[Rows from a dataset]
········

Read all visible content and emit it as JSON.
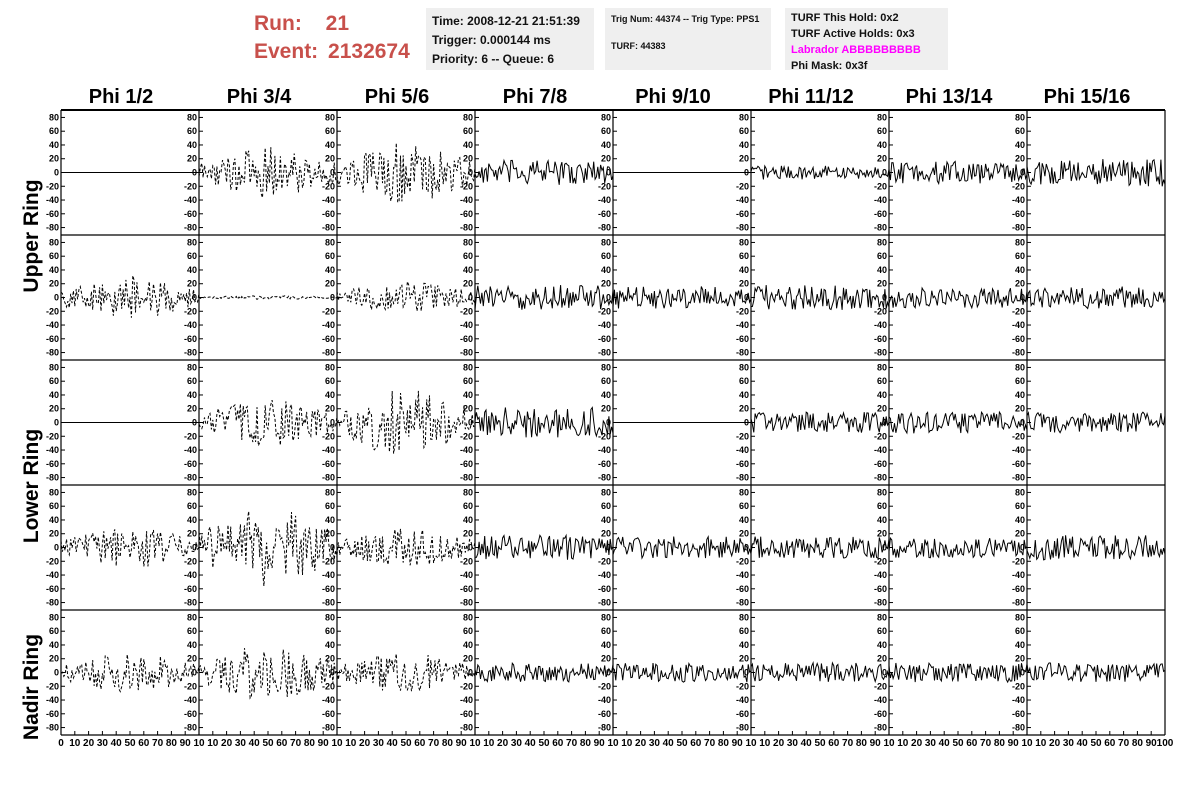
{
  "header": {
    "run_label": "Run:",
    "run_value": "21",
    "event_label": "Event:",
    "event_value": "2132674",
    "time_line": "Time: 2008-12-21 21:51:39",
    "trigger_line": "Trigger: 0.000144 ms",
    "priority_line": "Priority: 6 -- Queue: 6",
    "trig_line": "Trig Num: 44374 -- Trig Type: PPS1",
    "turf_line": "TURF: 44383",
    "turf_hold": "TURF This Hold: 0x2",
    "turf_active": "TURF Active Holds: 0x3",
    "labrador": "Labrador ABBBBBBBBB",
    "phi_mask": "Phi Mask: 0x3f",
    "run_color": "#c8504b",
    "labrador_color": "#ff00ff",
    "box_color": "#efefef"
  },
  "chart_data": {
    "type": "line",
    "columns": [
      "Phi 1/2",
      "Phi 3/4",
      "Phi 5/6",
      "Phi 7/8",
      "Phi 9/10",
      "Phi 11/12",
      "Phi 13/14",
      "Phi 15/16"
    ],
    "ring_labels": [
      "Upper Ring",
      "Lower Ring",
      "Nadir Ring"
    ],
    "rows": 5,
    "ylim": [
      -85,
      85
    ],
    "xlim": [
      0,
      100
    ],
    "y_ticks": [
      -80,
      -60,
      -40,
      -20,
      0,
      20,
      40,
      60,
      80
    ],
    "y_tick_labels": [
      "-80",
      "-60",
      "-40",
      "-20",
      "0",
      "20",
      "40",
      "60",
      "80"
    ],
    "x_ticks": [
      0,
      10,
      20,
      30,
      40,
      50,
      60,
      70,
      80,
      90,
      100
    ],
    "x_tick_labels": [
      "0",
      "10",
      "20",
      "30",
      "40",
      "50",
      "60",
      "70",
      "80",
      "90",
      "100"
    ],
    "panels": [
      {
        "row": 0,
        "col": 0,
        "style": "flat",
        "amp": 0
      },
      {
        "row": 0,
        "col": 1,
        "style": "dashed",
        "amp": 38
      },
      {
        "row": 0,
        "col": 2,
        "style": "dashed",
        "amp": 45
      },
      {
        "row": 0,
        "col": 3,
        "style": "solid",
        "amp": 18
      },
      {
        "row": 0,
        "col": 4,
        "style": "flat",
        "amp": 0
      },
      {
        "row": 0,
        "col": 5,
        "style": "solid",
        "amp": 10
      },
      {
        "row": 0,
        "col": 6,
        "style": "solid",
        "amp": 16
      },
      {
        "row": 0,
        "col": 7,
        "style": "solid",
        "amp": 20
      },
      {
        "row": 1,
        "col": 0,
        "style": "dashed",
        "amp": 32
      },
      {
        "row": 1,
        "col": 1,
        "style": "dashed",
        "amp": 3
      },
      {
        "row": 1,
        "col": 2,
        "style": "dashed",
        "amp": 25
      },
      {
        "row": 1,
        "col": 3,
        "style": "solid",
        "amp": 18
      },
      {
        "row": 1,
        "col": 4,
        "style": "solid",
        "amp": 16
      },
      {
        "row": 1,
        "col": 5,
        "style": "solid",
        "amp": 18
      },
      {
        "row": 1,
        "col": 6,
        "style": "solid",
        "amp": 15
      },
      {
        "row": 1,
        "col": 7,
        "style": "solid",
        "amp": 16
      },
      {
        "row": 2,
        "col": 0,
        "style": "flat",
        "amp": 0
      },
      {
        "row": 2,
        "col": 1,
        "style": "dashed",
        "amp": 35
      },
      {
        "row": 2,
        "col": 2,
        "style": "dashed",
        "amp": 52
      },
      {
        "row": 2,
        "col": 3,
        "style": "solid",
        "amp": 22
      },
      {
        "row": 2,
        "col": 4,
        "style": "flat",
        "amp": 0
      },
      {
        "row": 2,
        "col": 5,
        "style": "solid",
        "amp": 15
      },
      {
        "row": 2,
        "col": 6,
        "style": "solid",
        "amp": 16
      },
      {
        "row": 2,
        "col": 7,
        "style": "solid",
        "amp": 15
      },
      {
        "row": 3,
        "col": 0,
        "style": "dashed",
        "amp": 30
      },
      {
        "row": 3,
        "col": 1,
        "style": "dashed",
        "amp": 60
      },
      {
        "row": 3,
        "col": 2,
        "style": "dashed",
        "amp": 28
      },
      {
        "row": 3,
        "col": 3,
        "style": "solid",
        "amp": 18
      },
      {
        "row": 3,
        "col": 4,
        "style": "solid",
        "amp": 16
      },
      {
        "row": 3,
        "col": 5,
        "style": "solid",
        "amp": 16
      },
      {
        "row": 3,
        "col": 6,
        "style": "solid",
        "amp": 15
      },
      {
        "row": 3,
        "col": 7,
        "style": "solid",
        "amp": 18
      },
      {
        "row": 4,
        "col": 0,
        "style": "dashed",
        "amp": 30
      },
      {
        "row": 4,
        "col": 1,
        "style": "dashed",
        "amp": 42
      },
      {
        "row": 4,
        "col": 2,
        "style": "dashed",
        "amp": 30
      },
      {
        "row": 4,
        "col": 3,
        "style": "solid",
        "amp": 14
      },
      {
        "row": 4,
        "col": 4,
        "style": "solid",
        "amp": 14
      },
      {
        "row": 4,
        "col": 5,
        "style": "solid",
        "amp": 14
      },
      {
        "row": 4,
        "col": 6,
        "style": "solid",
        "amp": 14
      },
      {
        "row": 4,
        "col": 7,
        "style": "solid",
        "amp": 14
      }
    ]
  }
}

········

## What you are asked to do
Your task is to reproduce all of the material exactly. The pictures stay out.

## Solution for this task
Read all visible content and emit it as JSON.
{
  "header": {
    "run_label": "Run:",
    "run_value": "21",
    "event_label": "Event:",
    "event_value": "2132674",
    "time_line": "Time: 2008-12-21 21:51:39",
    "trigger_line": "Trigger: 0.000144 ms",
    "priority_line": "Priority: 6 -- Queue: 6",
    "trig_line": "Trig Num: 44374 -- Trig Type: PPS1",
    "turf_line": "TURF: 44383",
    "turf_hold": "TURF This Hold: 0x2",
    "turf_active": "TURF Active Holds: 0x3",
    "labrador": "Labrador ABBBBBBBBB",
    "phi_mask": "Phi Mask: 0x3f",
    "run_color": "#c8504b",
    "labrador_color": "#ff00ff",
    "box_color": "#efefef"
  },
  "chart_data": {
    "type": "line",
    "columns": [
      "Phi 1/2",
      "Phi 3/4",
      "Phi 5/6",
      "Phi 7/8",
      "Phi 9/10",
      "Phi 11/12",
      "Phi 13/14",
      "Phi 15/16"
    ],
    "ring_labels": [
      "Upper Ring",
      "Lower Ring",
      "Nadir Ring"
    ],
    "rows": 5,
    "ylim": [
      -85,
      85
    ],
    "xlim": [
      0,
      100
    ],
    "y_ticks": [
      -80,
      -60,
      -40,
      -20,
      0,
      20,
      40,
      60,
      80
    ],
    "y_tick_labels": [
      "-80",
      "-60",
      "-40",
      "-20",
      "0",
      "20",
      "40",
      "60",
      "80"
    ],
    "x_ticks": [
      0,
      10,
      20,
      30,
      40,
      50,
      60,
      70,
      80,
      90,
      100
    ],
    "x_tick_labels": [
      "0",
      "10",
      "20",
      "30",
      "40",
      "50",
      "60",
      "70",
      "80",
      "90",
      "100"
    ],
    "panels": [
      {
        "row": 0,
        "col": 0,
        "style": "flat",
        "amp": 0
      },
      {
        "row": 0,
        "col": 1,
        "style": "dashed",
        "amp": 38
      },
      {
        "row": 0,
        "col": 2,
        "style": "dashed",
        "amp": 45
      },
      {
        "row": 0,
        "col": 3,
        "style": "solid",
        "amp": 18
      },
      {
        "row": 0,
        "col": 4,
        "style": "flat",
        "amp": 0
      },
      {
        "row": 0,
        "col": 5,
        "style": "solid",
        "amp": 10
      },
      {
        "row": 0,
        "col": 6,
        "style": "solid",
        "amp": 16
      },
      {
        "row": 0,
        "col": 7,
        "style": "solid",
        "amp": 20
      },
      {
        "row": 1,
        "col": 0,
        "style": "dashed",
        "amp": 32
      },
      {
        "row": 1,
        "col": 1,
        "style": "dashed",
        "amp": 3
      },
      {
        "row": 1,
        "col": 2,
        "style": "dashed",
        "amp": 25
      },
      {
        "row": 1,
        "col": 3,
        "style": "solid",
        "amp": 18
      },
      {
        "row": 1,
        "col": 4,
        "style": "solid",
        "amp": 16
      },
      {
        "row": 1,
        "col": 5,
        "style": "solid",
        "amp": 18
      },
      {
        "row": 1,
        "col": 6,
        "style": "solid",
        "amp": 15
      },
      {
        "row": 1,
        "col": 7,
        "style": "solid",
        "amp": 16
      },
      {
        "row": 2,
        "col": 0,
        "style": "flat",
        "amp": 0
      },
      {
        "row": 2,
        "col": 1,
        "style": "dashed",
        "amp": 35
      },
      {
        "row": 2,
        "col": 2,
        "style": "dashed",
        "amp": 52
      },
      {
        "row": 2,
        "col": 3,
        "style": "solid",
        "amp": 22
      },
      {
        "row": 2,
        "col": 4,
        "style": "flat",
        "amp": 0
      },
      {
        "row": 2,
        "col": 5,
        "style": "solid",
        "amp": 15
      },
      {
        "row": 2,
        "col": 6,
        "style": "solid",
        "amp": 16
      },
      {
        "row": 2,
        "col": 7,
        "style": "solid",
        "amp": 15
      },
      {
        "row": 3,
        "col": 0,
        "style": "dashed",
        "amp": 30
      },
      {
        "row": 3,
        "col": 1,
        "style": "dashed",
        "amp": 60
      },
      {
        "row": 3,
        "col": 2,
        "style": "dashed",
        "amp": 28
      },
      {
        "row": 3,
        "col": 3,
        "style": "solid",
        "amp": 18
      },
      {
        "row": 3,
        "col": 4,
        "style": "solid",
        "amp": 16
      },
      {
        "row": 3,
        "col": 5,
        "style": "solid",
        "amp": 16
      },
      {
        "row": 3,
        "col": 6,
        "style": "solid",
        "amp": 15
      },
      {
        "row": 3,
        "col": 7,
        "style": "solid",
        "amp": 18
      },
      {
        "row": 4,
        "col": 0,
        "style": "dashed",
        "amp": 30
      },
      {
        "row": 4,
        "col": 1,
        "style": "dashed",
        "amp": 42
      },
      {
        "row": 4,
        "col": 2,
        "style": "dashed",
        "amp": 30
      },
      {
        "row": 4,
        "col": 3,
        "style": "solid",
        "amp": 14
      },
      {
        "row": 4,
        "col": 4,
        "style": "solid",
        "amp": 14
      },
      {
        "row": 4,
        "col": 5,
        "style": "solid",
        "amp": 14
      },
      {
        "row": 4,
        "col": 6,
        "style": "solid",
        "amp": 14
      },
      {
        "row": 4,
        "col": 7,
        "style": "solid",
        "amp": 14
      }
    ]
  }
}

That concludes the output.